Saved entries:

=====

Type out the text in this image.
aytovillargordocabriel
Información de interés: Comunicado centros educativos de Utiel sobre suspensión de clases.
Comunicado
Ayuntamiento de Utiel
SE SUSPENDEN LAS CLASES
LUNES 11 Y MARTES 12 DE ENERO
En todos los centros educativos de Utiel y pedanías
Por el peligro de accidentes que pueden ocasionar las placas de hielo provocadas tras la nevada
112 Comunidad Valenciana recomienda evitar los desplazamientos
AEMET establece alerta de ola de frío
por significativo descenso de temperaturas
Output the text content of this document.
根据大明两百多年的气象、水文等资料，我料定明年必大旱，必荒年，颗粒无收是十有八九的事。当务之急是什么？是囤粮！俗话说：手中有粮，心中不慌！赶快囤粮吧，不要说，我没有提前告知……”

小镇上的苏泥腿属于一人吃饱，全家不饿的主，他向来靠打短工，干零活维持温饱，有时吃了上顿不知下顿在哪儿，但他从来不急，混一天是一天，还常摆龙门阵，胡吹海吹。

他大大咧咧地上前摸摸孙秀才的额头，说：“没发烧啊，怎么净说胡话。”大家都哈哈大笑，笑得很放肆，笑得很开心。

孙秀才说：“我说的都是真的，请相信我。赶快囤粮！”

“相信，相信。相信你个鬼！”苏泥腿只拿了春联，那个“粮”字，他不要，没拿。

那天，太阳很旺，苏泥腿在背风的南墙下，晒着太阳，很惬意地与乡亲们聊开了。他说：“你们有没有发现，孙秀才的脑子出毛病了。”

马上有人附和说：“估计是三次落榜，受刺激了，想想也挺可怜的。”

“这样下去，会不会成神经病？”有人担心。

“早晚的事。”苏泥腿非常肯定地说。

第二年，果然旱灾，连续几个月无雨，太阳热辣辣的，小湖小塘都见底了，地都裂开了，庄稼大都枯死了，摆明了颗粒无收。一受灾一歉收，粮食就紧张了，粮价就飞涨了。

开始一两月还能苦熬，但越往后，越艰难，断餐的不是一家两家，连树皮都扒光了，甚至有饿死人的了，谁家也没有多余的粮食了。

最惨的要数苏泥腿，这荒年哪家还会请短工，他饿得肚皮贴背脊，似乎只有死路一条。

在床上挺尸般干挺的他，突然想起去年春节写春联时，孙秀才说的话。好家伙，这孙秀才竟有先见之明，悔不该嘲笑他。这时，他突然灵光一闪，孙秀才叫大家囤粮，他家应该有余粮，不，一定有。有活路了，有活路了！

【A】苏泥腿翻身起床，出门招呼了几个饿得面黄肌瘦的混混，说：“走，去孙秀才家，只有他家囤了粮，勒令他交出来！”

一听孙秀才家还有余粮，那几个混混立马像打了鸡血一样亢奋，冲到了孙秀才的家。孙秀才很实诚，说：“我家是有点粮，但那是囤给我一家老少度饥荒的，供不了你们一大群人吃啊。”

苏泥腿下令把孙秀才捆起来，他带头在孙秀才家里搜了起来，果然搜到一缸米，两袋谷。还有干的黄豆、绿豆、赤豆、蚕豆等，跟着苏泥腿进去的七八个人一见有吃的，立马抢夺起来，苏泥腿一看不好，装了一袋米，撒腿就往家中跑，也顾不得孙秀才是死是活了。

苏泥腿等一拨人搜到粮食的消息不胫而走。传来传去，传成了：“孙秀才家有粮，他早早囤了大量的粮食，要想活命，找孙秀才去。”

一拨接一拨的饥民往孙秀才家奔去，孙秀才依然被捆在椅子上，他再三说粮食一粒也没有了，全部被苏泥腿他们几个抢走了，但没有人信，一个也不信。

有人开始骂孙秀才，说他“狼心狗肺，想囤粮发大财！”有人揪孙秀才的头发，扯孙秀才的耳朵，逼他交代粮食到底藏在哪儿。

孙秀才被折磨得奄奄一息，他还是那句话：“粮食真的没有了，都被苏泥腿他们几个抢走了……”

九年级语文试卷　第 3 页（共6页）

=====

_PROBLEM TO WORK ON_.
Which lines run from the one containing "Output the text content of this document." to the end of the entries above? Quote exactly those, and only those.

_SOLUTION TO THIS TASK_.
Output the text content of this document.
根据大明两百多年的气象、水文等资料，我料定明年必大旱，必荒年，颗粒无收是十有八九的事。当务之急是什么？是囤粮！俗话说：手中有粮，心中不慌！赶快囤粮吧，不要说，我没有提前告知……”

小镇上的苏泥腿属于一人吃饱，全家不饿的主，他向来靠打短工，干零活维持温饱，有时吃了上顿不知下顿在哪儿，但他从来不急，混一天是一天，还常摆龙门阵，胡吹海吹。

他大大咧咧地上前摸摸孙秀才的额头，说：“没发烧啊，怎么净说胡话。”大家都哈哈大笑，笑得很放肆，笑得很开心。

孙秀才说：“我说的都是真的，请相信我。赶快囤粮！”

“相信，相信。相信你个鬼！”苏泥腿只拿了春联，那个“粮”字，他不要，没拿。

那天，太阳很旺，苏泥腿在背风的南墙下，晒着太阳，很惬意地与乡亲们聊开了。他说：“你们有没有发现，孙秀才的脑子出毛病了。”

马上有人附和说：“估计是三次落榜，受刺激了，想想也挺可怜的。”

“这样下去，会不会成神经病？”有人担心。

“早晚的事。”苏泥腿非常肯定地说。

第二年，果然旱灾，连续几个月无雨，太阳热辣辣的，小湖小塘都见底了，地都裂开了，庄稼大都枯死了，摆明了颗粒无收。一受灾一歉收，粮食就紧张了，粮价就飞涨了。

开始一两月还能苦熬，但越往后，越艰难，断餐的不是一家两家，连树皮都扒光了，甚至有饿死人的了，谁家也没有多余的粮食了。

最惨的要数苏泥腿，这荒年哪家还会请短工，他饿得肚皮贴背脊，似乎只有死路一条。

在床上挺尸般干挺的他，突然想起去年春节写春联时，孙秀才说的话。好家伙，这孙秀才竟有先见之明，悔不该嘲笑他。这时，他突然灵光一闪，孙秀才叫大家囤粮，他家应该有余粮，不，一定有。有活路了，有活路了！

【A】苏泥腿翻身起床，出门招呼了几个饿得面黄肌瘦的混混，说：“走，去孙秀才家，只有他家囤了粮，勒令他交出来！”

一听孙秀才家还有余粮，那几个混混立马像打了鸡血一样亢奋，冲到了孙秀才的家。孙秀才很实诚，说：“我家是有点粮，但那是囤给我一家老少度饥荒的，供不了你们一大群人吃啊。”

苏泥腿下令把孙秀才捆起来，他带头在孙秀才家里搜了起来，果然搜到一缸米，两袋谷。还有干的黄豆、绿豆、赤豆、蚕豆等，跟着苏泥腿进去的七八个人一见有吃的，立马抢夺起来，苏泥腿一看不好，装了一袋米，撒腿就往家中跑，也顾不得孙秀才是死是活了。

苏泥腿等一拨人搜到粮食的消息不胫而走。传来传去，传成了：“孙秀才家有粮，他早早囤了大量的粮食，要想活命，找孙秀才去。”

一拨接一拨的饥民往孙秀才家奔去，孙秀才依然被捆在椅子上，他再三说粮食一粒也没有了，全部被苏泥腿他们几个抢走了，但没有人信，一个也不信。

有人开始骂孙秀才，说他“狼心狗肺，想囤粮发大财！”有人揪孙秀才的头发，扯孙秀才的耳朵，逼他交代粮食到底藏在哪儿。

孙秀才被折磨得奄奄一息，他还是那句话：“粮食真的没有了，都被苏泥腿他们几个抢走了……”

九年级语文试卷　第 3 页（共6页）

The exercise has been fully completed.